Extracted records:
— start —

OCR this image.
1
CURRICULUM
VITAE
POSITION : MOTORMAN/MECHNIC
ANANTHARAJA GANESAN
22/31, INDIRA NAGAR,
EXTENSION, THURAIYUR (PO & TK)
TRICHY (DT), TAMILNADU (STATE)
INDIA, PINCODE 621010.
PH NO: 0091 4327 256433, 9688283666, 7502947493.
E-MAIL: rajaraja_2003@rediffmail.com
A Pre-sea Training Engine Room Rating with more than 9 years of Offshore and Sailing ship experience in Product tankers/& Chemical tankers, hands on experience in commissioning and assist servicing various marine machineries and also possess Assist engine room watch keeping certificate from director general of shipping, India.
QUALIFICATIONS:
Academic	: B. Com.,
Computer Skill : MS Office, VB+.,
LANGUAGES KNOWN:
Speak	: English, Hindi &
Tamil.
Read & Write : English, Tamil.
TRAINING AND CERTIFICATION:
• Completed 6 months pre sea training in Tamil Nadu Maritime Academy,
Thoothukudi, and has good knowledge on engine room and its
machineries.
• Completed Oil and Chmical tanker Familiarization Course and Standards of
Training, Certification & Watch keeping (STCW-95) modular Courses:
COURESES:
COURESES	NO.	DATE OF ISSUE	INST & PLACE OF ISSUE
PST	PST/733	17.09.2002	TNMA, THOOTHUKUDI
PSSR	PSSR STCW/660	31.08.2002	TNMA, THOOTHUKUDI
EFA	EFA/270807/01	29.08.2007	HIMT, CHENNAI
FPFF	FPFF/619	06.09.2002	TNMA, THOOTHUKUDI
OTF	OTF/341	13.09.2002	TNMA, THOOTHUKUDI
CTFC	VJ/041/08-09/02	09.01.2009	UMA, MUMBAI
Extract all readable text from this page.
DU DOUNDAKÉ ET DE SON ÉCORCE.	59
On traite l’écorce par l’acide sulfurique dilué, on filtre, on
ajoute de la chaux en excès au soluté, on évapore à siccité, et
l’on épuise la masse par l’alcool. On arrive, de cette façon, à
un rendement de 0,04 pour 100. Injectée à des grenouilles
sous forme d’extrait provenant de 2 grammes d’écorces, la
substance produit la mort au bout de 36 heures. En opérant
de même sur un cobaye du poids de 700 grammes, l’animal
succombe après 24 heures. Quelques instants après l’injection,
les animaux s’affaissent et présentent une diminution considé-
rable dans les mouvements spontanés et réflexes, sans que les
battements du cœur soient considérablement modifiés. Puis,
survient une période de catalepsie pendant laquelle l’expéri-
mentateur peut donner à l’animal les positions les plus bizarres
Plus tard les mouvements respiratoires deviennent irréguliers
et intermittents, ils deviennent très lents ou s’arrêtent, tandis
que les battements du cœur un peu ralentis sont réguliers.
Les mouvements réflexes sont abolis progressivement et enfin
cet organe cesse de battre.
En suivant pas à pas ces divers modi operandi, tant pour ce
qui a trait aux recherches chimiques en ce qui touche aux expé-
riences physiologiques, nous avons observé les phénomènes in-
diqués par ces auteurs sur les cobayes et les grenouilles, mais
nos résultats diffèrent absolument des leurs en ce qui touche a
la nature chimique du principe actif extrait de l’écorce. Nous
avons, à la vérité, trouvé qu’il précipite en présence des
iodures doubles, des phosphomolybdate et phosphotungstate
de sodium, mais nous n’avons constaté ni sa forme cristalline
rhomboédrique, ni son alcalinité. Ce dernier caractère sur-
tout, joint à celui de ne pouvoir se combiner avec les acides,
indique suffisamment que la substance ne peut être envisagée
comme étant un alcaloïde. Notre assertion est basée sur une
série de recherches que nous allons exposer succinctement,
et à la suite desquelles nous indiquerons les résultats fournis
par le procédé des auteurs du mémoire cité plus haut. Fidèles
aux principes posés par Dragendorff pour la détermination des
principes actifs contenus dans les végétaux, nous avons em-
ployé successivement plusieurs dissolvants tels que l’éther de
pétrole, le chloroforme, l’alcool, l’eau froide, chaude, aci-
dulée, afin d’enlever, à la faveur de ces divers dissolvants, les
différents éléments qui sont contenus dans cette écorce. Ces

— end —

▸ **Written problem**
Copy out every line that includes the word "grenouilles".

▸ **Solved exercise**
un rendement de 0,04 pour 100. Injectée à des grenouilles
diqués par ces auteurs sur les cobayes et les grenouilles, mais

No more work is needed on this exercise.